(Dataset excerpts)
----

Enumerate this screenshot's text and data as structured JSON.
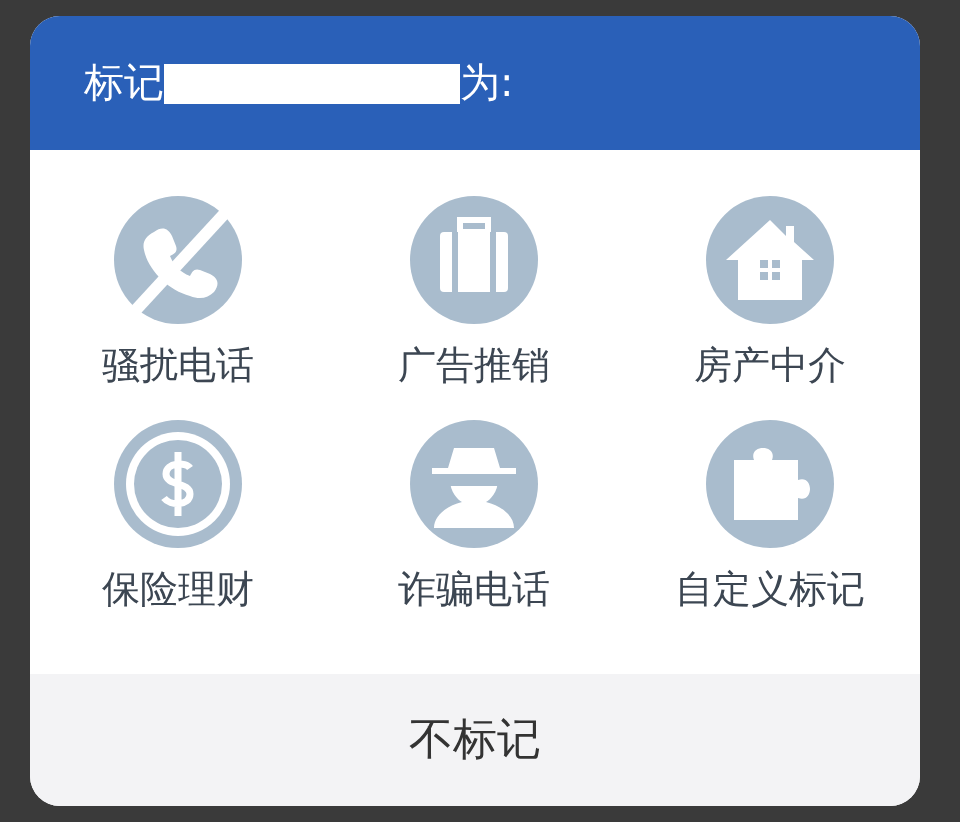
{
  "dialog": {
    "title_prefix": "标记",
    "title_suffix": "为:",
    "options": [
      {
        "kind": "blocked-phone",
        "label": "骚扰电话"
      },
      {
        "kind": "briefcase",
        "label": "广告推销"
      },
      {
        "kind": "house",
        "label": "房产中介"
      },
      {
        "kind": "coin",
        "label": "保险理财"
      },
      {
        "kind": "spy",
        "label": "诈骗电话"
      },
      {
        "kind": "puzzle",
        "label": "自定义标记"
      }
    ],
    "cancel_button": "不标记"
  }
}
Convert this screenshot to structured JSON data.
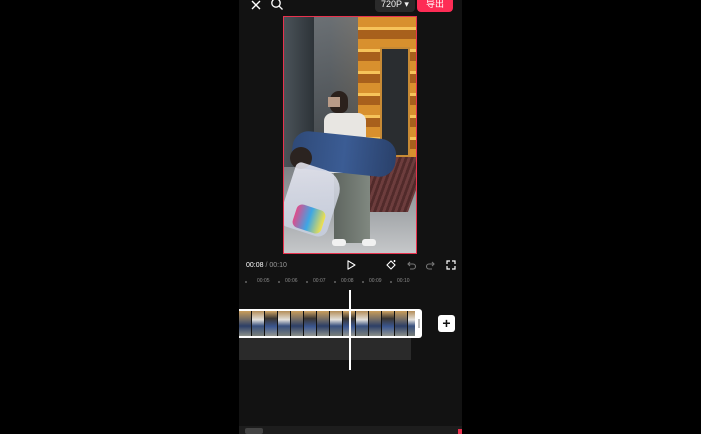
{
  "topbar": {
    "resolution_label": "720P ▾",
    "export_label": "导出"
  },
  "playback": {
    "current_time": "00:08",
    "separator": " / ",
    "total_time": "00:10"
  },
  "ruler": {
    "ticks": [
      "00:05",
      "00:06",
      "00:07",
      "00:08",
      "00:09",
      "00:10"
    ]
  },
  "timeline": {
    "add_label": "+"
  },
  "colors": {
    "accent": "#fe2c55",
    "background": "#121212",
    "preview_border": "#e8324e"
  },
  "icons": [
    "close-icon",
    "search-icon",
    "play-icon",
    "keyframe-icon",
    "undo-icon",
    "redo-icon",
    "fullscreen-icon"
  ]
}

----

> **Job**
Give the entries again without a single change, but with no pictures.

> **Written solution**
Enumerate this screenshot's text and data as structured JSON.
{
  "dialog": {
    "title_prefix": "标记",
    "title_suffix": "为:",
    "options": [
      {
        "kind": "blocked-phone",
        "label": "骚扰电话"
      },
      {
        "kind": "briefcase",
        "label": "广告推销"
      },
      {
        "kind": "house",
        "label": "房产中介"
      },
      {
        "kind": "coin",
        "label": "保险理财"
      },
      {
        "kind": "spy",
        "label": "诈骗电话"
      },
      {
        "kind": "puzzle",
        "label": "自定义标记"
      }
    ],
    "cancel_button": "不标记"
  }
}
Convert this screenshot to structured JSON data.
{
  "topbar": {
    "resolution_label": "720P ▾",
    "export_label": "导出"
  },
  "playback": {
    "current_time": "00:08",
    "separator": " / ",
    "total_time": "00:10"
  },
  "ruler": {
    "ticks": [
      "00:05",
      "00:06",
      "00:07",
      "00:08",
      "00:09",
      "00:10"
    ]
  },
  "timeline": {
    "add_label": "+"
  },
  "colors": {
    "accent": "#fe2c55",
    "background": "#121212",
    "preview_border": "#e8324e"
  },
  "icons": [
    "close-icon",
    "search-icon",
    "play-icon",
    "keyframe-icon",
    "undo-icon",
    "redo-icon",
    "fullscreen-icon"
  ]
}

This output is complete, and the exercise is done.